__RECORDED DATA__.

::::

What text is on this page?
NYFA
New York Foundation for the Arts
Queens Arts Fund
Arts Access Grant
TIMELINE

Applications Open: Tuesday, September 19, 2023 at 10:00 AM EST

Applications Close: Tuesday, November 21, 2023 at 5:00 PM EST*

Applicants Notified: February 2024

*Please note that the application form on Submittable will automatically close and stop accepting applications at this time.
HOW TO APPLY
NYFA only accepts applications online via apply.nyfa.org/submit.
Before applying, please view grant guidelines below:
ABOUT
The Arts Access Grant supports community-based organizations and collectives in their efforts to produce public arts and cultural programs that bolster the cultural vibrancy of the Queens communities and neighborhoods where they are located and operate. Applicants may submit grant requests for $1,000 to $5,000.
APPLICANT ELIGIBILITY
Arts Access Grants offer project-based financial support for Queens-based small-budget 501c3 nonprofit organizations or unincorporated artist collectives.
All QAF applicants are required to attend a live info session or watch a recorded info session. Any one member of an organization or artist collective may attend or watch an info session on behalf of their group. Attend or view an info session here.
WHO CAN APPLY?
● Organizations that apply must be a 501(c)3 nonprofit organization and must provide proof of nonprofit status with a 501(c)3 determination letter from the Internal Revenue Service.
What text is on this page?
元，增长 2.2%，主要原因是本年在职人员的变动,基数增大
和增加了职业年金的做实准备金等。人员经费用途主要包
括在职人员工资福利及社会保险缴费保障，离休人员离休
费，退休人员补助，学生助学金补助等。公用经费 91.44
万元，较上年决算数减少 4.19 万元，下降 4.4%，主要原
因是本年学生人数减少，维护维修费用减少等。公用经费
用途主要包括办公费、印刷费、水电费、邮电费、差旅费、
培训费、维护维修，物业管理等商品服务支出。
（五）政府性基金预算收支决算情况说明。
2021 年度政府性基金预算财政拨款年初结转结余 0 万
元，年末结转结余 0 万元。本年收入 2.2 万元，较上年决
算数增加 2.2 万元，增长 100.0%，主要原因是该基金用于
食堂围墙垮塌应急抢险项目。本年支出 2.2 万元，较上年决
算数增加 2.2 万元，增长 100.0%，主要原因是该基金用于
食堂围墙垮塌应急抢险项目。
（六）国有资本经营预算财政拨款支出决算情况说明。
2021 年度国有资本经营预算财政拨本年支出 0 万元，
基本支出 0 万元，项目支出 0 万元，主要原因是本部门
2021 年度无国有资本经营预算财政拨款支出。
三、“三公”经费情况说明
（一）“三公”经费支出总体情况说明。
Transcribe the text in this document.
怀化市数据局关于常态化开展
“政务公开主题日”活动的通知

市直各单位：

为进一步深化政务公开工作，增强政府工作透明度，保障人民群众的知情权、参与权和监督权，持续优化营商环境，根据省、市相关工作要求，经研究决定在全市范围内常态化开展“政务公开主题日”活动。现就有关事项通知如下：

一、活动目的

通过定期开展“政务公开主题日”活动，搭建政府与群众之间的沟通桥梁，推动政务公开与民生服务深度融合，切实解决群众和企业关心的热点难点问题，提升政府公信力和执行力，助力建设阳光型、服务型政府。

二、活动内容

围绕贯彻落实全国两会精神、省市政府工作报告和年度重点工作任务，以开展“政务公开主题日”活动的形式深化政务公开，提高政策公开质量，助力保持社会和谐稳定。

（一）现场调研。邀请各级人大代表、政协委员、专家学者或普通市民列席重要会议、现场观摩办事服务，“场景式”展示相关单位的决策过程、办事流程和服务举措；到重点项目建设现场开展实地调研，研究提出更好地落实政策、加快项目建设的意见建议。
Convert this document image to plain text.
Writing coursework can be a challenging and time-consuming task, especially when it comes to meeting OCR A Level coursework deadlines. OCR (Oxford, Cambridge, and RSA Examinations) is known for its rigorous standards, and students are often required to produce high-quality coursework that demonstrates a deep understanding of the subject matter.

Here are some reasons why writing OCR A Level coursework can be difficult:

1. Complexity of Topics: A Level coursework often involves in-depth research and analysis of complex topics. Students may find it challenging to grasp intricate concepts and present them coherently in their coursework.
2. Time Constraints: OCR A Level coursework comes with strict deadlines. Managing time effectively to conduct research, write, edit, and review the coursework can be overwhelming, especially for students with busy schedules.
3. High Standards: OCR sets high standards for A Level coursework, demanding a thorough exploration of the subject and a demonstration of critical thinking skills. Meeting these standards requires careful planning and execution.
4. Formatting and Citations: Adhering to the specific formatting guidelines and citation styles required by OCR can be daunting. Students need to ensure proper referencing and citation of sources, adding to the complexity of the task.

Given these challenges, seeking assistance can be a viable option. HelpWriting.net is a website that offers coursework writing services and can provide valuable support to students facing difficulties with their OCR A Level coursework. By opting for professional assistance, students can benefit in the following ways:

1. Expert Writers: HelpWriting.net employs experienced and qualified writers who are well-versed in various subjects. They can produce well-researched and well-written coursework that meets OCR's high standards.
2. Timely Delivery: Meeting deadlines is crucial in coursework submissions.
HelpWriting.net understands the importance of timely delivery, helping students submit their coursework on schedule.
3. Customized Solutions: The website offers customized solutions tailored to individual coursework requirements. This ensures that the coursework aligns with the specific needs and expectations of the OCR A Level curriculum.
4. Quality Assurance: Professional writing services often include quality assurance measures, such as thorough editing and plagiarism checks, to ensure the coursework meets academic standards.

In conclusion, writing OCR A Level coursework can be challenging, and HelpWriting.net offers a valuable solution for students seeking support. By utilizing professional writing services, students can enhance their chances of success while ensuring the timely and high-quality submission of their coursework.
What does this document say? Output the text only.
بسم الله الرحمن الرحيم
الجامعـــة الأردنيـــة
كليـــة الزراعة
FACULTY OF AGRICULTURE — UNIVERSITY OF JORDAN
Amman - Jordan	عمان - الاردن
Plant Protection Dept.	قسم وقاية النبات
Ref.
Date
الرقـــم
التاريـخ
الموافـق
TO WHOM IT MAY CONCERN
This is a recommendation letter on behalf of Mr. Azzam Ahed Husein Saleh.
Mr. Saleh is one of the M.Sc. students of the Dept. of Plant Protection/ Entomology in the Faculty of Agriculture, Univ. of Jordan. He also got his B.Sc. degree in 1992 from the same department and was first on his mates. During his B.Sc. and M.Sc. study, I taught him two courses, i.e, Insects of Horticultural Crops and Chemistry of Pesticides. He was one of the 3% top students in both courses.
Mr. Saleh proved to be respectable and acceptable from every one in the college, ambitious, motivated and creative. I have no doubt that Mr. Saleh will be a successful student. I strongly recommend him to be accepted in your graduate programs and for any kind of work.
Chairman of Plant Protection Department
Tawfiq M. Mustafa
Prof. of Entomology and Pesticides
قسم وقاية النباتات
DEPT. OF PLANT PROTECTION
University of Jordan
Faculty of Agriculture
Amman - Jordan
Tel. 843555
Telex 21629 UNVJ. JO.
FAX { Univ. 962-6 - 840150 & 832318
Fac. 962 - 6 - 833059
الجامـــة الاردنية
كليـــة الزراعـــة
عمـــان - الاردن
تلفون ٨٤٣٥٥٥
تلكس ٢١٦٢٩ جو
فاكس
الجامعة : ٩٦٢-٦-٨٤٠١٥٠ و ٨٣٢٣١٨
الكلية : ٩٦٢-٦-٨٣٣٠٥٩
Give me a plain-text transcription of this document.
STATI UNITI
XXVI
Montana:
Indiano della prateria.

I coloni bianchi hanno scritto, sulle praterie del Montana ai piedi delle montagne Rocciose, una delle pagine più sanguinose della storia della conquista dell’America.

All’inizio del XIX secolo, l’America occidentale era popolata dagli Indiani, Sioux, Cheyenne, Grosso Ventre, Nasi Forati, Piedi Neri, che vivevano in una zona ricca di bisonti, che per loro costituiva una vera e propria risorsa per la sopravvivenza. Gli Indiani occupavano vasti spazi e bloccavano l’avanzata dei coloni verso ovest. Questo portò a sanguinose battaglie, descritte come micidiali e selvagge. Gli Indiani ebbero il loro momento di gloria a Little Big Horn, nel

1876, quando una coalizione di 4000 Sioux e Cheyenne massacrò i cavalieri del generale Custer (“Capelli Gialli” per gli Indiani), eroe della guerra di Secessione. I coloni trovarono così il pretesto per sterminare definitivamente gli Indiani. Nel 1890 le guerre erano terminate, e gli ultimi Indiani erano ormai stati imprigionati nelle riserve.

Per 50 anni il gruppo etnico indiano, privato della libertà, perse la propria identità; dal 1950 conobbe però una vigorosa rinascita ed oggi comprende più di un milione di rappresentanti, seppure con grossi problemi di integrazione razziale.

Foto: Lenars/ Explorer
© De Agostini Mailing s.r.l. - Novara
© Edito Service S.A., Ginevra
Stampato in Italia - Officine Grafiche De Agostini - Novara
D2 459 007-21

::::

__WORK TO COMPLETE__. Report how many lines in these entries contain "Sioux". Answer with the number only.

__SOLVED PROBLEM__. 2